RECORDS SUPPLIED -
+++

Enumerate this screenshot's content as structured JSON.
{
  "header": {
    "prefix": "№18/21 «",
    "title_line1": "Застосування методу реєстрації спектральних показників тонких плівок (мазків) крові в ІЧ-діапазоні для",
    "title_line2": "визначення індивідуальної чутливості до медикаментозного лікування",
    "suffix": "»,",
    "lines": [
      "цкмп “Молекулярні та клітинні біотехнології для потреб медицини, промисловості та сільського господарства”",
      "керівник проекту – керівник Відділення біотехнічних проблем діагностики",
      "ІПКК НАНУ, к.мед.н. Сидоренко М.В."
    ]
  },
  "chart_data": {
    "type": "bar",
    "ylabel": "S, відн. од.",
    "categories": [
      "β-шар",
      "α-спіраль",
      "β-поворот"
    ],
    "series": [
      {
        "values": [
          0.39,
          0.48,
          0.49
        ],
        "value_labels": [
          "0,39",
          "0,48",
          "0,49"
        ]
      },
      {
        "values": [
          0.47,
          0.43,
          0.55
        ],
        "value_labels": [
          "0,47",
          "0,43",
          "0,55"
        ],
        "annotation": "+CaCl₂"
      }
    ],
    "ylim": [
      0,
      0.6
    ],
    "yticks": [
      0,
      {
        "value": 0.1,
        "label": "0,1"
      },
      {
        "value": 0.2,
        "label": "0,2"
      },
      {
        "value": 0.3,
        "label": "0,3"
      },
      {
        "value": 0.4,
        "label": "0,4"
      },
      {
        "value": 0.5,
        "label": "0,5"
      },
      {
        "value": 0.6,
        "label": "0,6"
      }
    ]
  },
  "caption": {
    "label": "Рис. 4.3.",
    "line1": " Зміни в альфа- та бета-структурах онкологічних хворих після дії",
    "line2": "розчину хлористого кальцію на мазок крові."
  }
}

+++

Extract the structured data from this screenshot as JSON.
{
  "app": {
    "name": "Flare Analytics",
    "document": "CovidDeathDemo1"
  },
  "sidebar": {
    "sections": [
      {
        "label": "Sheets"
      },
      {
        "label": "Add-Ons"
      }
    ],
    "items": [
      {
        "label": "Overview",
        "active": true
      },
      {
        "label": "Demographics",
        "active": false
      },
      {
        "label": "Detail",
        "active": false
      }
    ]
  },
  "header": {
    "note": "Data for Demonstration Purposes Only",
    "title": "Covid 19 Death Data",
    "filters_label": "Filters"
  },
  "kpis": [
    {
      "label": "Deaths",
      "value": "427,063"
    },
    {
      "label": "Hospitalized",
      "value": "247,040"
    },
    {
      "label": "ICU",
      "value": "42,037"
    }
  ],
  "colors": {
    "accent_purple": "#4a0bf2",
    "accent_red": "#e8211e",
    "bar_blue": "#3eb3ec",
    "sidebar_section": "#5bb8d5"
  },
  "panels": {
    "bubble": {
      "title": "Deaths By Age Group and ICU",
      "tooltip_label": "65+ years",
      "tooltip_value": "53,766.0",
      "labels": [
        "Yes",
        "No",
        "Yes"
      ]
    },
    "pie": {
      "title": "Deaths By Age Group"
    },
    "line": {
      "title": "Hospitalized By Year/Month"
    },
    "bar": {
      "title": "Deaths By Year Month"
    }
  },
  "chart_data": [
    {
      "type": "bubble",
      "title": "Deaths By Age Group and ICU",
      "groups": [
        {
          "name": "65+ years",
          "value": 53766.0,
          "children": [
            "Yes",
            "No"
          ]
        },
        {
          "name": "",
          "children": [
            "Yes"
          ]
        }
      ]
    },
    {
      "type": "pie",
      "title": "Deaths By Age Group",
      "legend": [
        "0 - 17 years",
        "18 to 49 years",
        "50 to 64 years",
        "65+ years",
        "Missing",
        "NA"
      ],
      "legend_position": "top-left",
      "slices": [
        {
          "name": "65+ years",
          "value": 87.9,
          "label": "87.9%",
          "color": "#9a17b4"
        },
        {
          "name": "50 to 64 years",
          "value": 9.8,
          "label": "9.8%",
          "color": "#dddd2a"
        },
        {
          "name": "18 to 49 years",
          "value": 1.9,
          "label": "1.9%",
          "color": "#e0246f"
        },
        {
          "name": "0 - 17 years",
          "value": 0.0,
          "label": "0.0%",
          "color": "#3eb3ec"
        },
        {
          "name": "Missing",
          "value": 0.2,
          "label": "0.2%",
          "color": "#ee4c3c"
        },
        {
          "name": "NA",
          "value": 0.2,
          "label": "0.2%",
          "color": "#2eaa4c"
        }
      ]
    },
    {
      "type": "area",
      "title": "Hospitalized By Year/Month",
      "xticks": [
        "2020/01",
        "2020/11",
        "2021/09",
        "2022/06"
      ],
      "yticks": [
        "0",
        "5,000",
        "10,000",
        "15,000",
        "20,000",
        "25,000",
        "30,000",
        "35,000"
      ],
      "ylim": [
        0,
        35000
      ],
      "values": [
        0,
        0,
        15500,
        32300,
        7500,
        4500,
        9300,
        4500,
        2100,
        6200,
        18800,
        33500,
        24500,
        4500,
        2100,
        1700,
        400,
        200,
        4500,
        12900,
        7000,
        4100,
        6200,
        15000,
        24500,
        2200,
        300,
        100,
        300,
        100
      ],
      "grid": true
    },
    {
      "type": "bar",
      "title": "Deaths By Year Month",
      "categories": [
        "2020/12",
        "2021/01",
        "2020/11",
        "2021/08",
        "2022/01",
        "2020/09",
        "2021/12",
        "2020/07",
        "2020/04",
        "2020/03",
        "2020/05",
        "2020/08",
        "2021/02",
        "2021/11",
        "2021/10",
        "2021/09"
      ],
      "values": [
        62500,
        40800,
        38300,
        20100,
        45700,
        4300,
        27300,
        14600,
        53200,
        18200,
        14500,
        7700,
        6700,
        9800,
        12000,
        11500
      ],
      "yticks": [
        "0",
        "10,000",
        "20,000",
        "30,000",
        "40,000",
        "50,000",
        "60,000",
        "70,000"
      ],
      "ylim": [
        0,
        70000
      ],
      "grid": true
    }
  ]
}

+++

TASK DIRECTIONS - Where a line above contains the string "type", copy that line.

RIGHT ANSWER -
    "type": "bar",
      "type": "bubble",
      "type": "pie",
      "type": "area",
      "type": "bar",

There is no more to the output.